## Begin

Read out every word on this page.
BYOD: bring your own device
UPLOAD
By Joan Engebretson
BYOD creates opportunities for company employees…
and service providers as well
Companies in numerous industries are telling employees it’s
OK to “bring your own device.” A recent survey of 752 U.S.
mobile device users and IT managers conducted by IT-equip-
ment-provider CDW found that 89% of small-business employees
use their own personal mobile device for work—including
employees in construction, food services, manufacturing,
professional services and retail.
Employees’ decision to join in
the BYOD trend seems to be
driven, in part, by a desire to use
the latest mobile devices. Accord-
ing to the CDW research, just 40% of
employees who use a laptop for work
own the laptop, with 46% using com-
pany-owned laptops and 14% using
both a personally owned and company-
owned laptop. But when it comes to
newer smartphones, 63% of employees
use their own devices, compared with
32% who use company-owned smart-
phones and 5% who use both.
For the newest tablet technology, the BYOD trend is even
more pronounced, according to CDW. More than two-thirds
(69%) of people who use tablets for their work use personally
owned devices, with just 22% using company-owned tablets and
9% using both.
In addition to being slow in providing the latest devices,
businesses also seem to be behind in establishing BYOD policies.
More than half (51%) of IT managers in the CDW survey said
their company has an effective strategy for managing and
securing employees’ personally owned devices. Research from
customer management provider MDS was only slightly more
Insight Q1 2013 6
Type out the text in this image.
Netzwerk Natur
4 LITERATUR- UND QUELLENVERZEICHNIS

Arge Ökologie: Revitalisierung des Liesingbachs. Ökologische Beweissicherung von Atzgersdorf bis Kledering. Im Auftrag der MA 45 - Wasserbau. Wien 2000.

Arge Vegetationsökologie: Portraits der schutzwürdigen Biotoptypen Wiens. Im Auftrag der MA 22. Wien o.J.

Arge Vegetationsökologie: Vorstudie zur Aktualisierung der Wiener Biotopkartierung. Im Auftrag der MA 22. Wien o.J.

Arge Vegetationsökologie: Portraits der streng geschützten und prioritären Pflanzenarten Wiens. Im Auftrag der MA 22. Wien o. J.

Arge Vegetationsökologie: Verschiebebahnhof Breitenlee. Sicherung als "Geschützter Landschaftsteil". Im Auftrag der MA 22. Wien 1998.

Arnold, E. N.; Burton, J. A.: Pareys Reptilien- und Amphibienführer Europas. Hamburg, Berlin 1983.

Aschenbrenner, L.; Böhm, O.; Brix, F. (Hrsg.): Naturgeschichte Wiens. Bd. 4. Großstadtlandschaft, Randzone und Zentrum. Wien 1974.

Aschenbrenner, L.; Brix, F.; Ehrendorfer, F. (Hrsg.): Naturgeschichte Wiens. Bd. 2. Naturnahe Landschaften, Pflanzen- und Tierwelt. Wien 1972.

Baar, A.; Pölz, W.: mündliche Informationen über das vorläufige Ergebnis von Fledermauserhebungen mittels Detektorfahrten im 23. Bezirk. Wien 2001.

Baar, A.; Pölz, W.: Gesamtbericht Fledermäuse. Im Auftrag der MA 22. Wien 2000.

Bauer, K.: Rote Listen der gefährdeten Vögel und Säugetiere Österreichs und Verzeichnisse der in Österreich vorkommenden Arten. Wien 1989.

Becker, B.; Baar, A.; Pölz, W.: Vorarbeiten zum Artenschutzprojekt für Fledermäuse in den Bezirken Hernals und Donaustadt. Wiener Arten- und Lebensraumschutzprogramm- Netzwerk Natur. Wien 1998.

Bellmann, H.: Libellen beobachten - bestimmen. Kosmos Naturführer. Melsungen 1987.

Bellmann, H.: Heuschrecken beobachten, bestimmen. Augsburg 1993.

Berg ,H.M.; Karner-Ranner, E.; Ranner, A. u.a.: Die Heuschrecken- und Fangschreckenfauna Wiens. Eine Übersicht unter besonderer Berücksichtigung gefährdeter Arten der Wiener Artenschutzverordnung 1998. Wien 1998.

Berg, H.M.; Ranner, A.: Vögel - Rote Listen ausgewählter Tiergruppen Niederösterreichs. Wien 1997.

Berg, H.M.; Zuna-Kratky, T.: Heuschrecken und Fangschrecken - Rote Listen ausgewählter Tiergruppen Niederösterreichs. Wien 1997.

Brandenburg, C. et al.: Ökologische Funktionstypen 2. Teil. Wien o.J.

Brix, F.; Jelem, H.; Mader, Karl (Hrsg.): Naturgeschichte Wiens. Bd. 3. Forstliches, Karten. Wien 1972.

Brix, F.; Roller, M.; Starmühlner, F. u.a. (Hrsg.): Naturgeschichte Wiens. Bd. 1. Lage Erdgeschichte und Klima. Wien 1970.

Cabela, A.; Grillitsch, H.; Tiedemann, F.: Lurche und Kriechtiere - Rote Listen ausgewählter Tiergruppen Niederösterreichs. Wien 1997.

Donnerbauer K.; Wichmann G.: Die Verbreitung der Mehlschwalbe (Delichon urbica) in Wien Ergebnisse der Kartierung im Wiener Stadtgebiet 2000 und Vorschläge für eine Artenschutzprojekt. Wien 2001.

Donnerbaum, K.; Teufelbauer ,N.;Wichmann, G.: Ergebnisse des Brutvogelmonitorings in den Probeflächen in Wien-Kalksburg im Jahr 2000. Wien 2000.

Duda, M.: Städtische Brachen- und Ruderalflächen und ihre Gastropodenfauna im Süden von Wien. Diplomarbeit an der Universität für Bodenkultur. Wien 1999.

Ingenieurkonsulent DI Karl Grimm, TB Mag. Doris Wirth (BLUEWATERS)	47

## End

■ AIM
Extract all the entries word for word.

■ ANSWER FOR THE TASK
Read out every word on this page.
BYOD: bring your own device
UPLOAD
By Joan Engebretson
BYOD creates opportunities for company employees…
and service providers as well
Companies in numerous industries are telling employees it’s
OK to “bring your own device.” A recent survey of 752 U.S.
mobile device users and IT managers conducted by IT-equip-
ment-provider CDW found that 89% of small-business employees
use their own personal mobile device for work—including
employees in construction, food services, manufacturing,
professional services and retail.
Employees’ decision to join in
the BYOD trend seems to be
driven, in part, by a desire to use
the latest mobile devices. Accord-
ing to the CDW research, just 40% of
employees who use a laptop for work
own the laptop, with 46% using com-
pany-owned laptops and 14% using
both a personally owned and company-
owned laptop. But when it comes to
newer smartphones, 63% of employees
use their own devices, compared with
32% who use company-owned smart-
phones and 5% who use both.
For the newest tablet technology, the BYOD trend is even
more pronounced, according to CDW. More than two-thirds
(69%) of people who use tablets for their work use personally
owned devices, with just 22% using company-owned tablets and
9% using both.
In addition to being slow in providing the latest devices,
businesses also seem to be behind in establishing BYOD policies.
More than half (51%) of IT managers in the CDW survey said
their company has an effective strategy for managing and
securing employees’ personally owned devices. Research from
customer management provider MDS was only slightly more
Insight Q1 2013 6
Type out the text in this image.
Netzwerk Natur
4 LITERATUR- UND QUELLENVERZEICHNIS

Arge Ökologie: Revitalisierung des Liesingbachs. Ökologische Beweissicherung von Atzgersdorf bis Kledering. Im Auftrag der MA 45 - Wasserbau. Wien 2000.

Arge Vegetationsökologie: Portraits der schutzwürdigen Biotoptypen Wiens. Im Auftrag der MA 22. Wien o.J.

Arge Vegetationsökologie: Vorstudie zur Aktualisierung der Wiener Biotopkartierung. Im Auftrag der MA 22. Wien o.J.

Arge Vegetationsökologie: Portraits der streng geschützten und prioritären Pflanzenarten Wiens. Im Auftrag der MA 22. Wien o. J.

Arge Vegetationsökologie: Verschiebebahnhof Breitenlee. Sicherung als "Geschützter Landschaftsteil". Im Auftrag der MA 22. Wien 1998.

Arnold, E. N.; Burton, J. A.: Pareys Reptilien- und Amphibienführer Europas. Hamburg, Berlin 1983.

Aschenbrenner, L.; Böhm, O.; Brix, F. (Hrsg.): Naturgeschichte Wiens. Bd. 4. Großstadtlandschaft, Randzone und Zentrum. Wien 1974.

Aschenbrenner, L.; Brix, F.; Ehrendorfer, F. (Hrsg.): Naturgeschichte Wiens. Bd. 2. Naturnahe Landschaften, Pflanzen- und Tierwelt. Wien 1972.

Baar, A.; Pölz, W.: mündliche Informationen über das vorläufige Ergebnis von Fledermauserhebungen mittels Detektorfahrten im 23. Bezirk. Wien 2001.

Baar, A.; Pölz, W.: Gesamtbericht Fledermäuse. Im Auftrag der MA 22. Wien 2000.

Bauer, K.: Rote Listen der gefährdeten Vögel und Säugetiere Österreichs und Verzeichnisse der in Österreich vorkommenden Arten. Wien 1989.

Becker, B.; Baar, A.; Pölz, W.: Vorarbeiten zum Artenschutzprojekt für Fledermäuse in den Bezirken Hernals und Donaustadt. Wiener Arten- und Lebensraumschutzprogramm- Netzwerk Natur. Wien 1998.

Bellmann, H.: Libellen beobachten - bestimmen. Kosmos Naturführer. Melsungen 1987.

Bellmann, H.: Heuschrecken beobachten, bestimmen. Augsburg 1993.

Berg ,H.M.; Karner-Ranner, E.; Ranner, A. u.a.: Die Heuschrecken- und Fangschreckenfauna Wiens. Eine Übersicht unter besonderer Berücksichtigung gefährdeter Arten der Wiener Artenschutzverordnung 1998. Wien 1998.

Berg, H.M.; Ranner, A.: Vögel - Rote Listen ausgewählter Tiergruppen Niederösterreichs. Wien 1997.

Berg, H.M.; Zuna-Kratky, T.: Heuschrecken und Fangschrecken - Rote Listen ausgewählter Tiergruppen Niederösterreichs. Wien 1997.

Brandenburg, C. et al.: Ökologische Funktionstypen 2. Teil. Wien o.J.

Brix, F.; Jelem, H.; Mader, Karl (Hrsg.): Naturgeschichte Wiens. Bd. 3. Forstliches, Karten. Wien 1972.

Brix, F.; Roller, M.; Starmühlner, F. u.a. (Hrsg.): Naturgeschichte Wiens. Bd. 1. Lage Erdgeschichte und Klima. Wien 1970.

Cabela, A.; Grillitsch, H.; Tiedemann, F.: Lurche und Kriechtiere - Rote Listen ausgewählter Tiergruppen Niederösterreichs. Wien 1997.

Donnerbauer K.; Wichmann G.: Die Verbreitung der Mehlschwalbe (Delichon urbica) in Wien Ergebnisse der Kartierung im Wiener Stadtgebiet 2000 und Vorschläge für eine Artenschutzprojekt. Wien 2001.

Donnerbaum, K.; Teufelbauer ,N.;Wichmann, G.: Ergebnisse des Brutvogelmonitorings in den Probeflächen in Wien-Kalksburg im Jahr 2000. Wien 2000.

Duda, M.: Städtische Brachen- und Ruderalflächen und ihre Gastropodenfauna im Süden von Wien. Diplomarbeit an der Universität für Bodenkultur. Wien 1999.

Ingenieurkonsulent DI Karl Grimm, TB Mag. Doris Wirth (BLUEWATERS)	47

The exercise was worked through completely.